# [THE REQUEST]
Every entry below should be printed exactly, without its images.

* * * * *

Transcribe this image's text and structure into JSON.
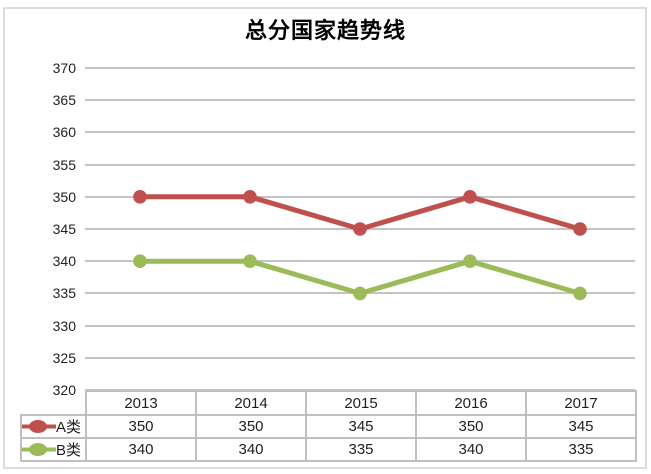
{
  "chart_data": {
    "type": "line",
    "title": "总分国家趋势线",
    "categories": [
      "2013",
      "2014",
      "2015",
      "2016",
      "2017"
    ],
    "series": [
      {
        "name": "A类",
        "values": [
          350,
          350,
          345,
          350,
          345
        ],
        "color": "#C0504D"
      },
      {
        "name": "B类",
        "values": [
          340,
          340,
          335,
          340,
          335
        ],
        "color": "#9BBB59"
      }
    ],
    "ylim": [
      320,
      370
    ],
    "ytick_step": 5,
    "yticks": [
      370,
      365,
      360,
      355,
      350,
      345,
      340,
      335,
      330,
      325,
      320
    ],
    "grid": "horizontal-only",
    "legend_position": "data-table-left",
    "has_data_table": true
  },
  "colors": {
    "series_a": "#C0504D",
    "series_b": "#9BBB59",
    "gridline": "#C4C4C6",
    "table_border": "#BFBFBF",
    "chart_border": "#DCDCDC",
    "text": "#1f1f1f",
    "background": "#FFFFFF"
  }
}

* * * * *

# [SOLVED EXERCISE]
Transcribe this image's text and structure into JSON.
{
  "chart_data": {
    "type": "line",
    "title": "总分国家趋势线",
    "categories": [
      "2013",
      "2014",
      "2015",
      "2016",
      "2017"
    ],
    "series": [
      {
        "name": "A类",
        "values": [
          350,
          350,
          345,
          350,
          345
        ],
        "color": "#C0504D"
      },
      {
        "name": "B类",
        "values": [
          340,
          340,
          335,
          340,
          335
        ],
        "color": "#9BBB59"
      }
    ],
    "ylim": [
      320,
      370
    ],
    "ytick_step": 5,
    "yticks": [
      370,
      365,
      360,
      355,
      350,
      345,
      340,
      335,
      330,
      325,
      320
    ],
    "grid": "horizontal-only",
    "legend_position": "data-table-left",
    "has_data_table": true
  },
  "colors": {
    "series_a": "#C0504D",
    "series_b": "#9BBB59",
    "gridline": "#C4C4C6",
    "table_border": "#BFBFBF",
    "chart_border": "#DCDCDC",
    "text": "#1f1f1f",
    "background": "#FFFFFF"
  }
}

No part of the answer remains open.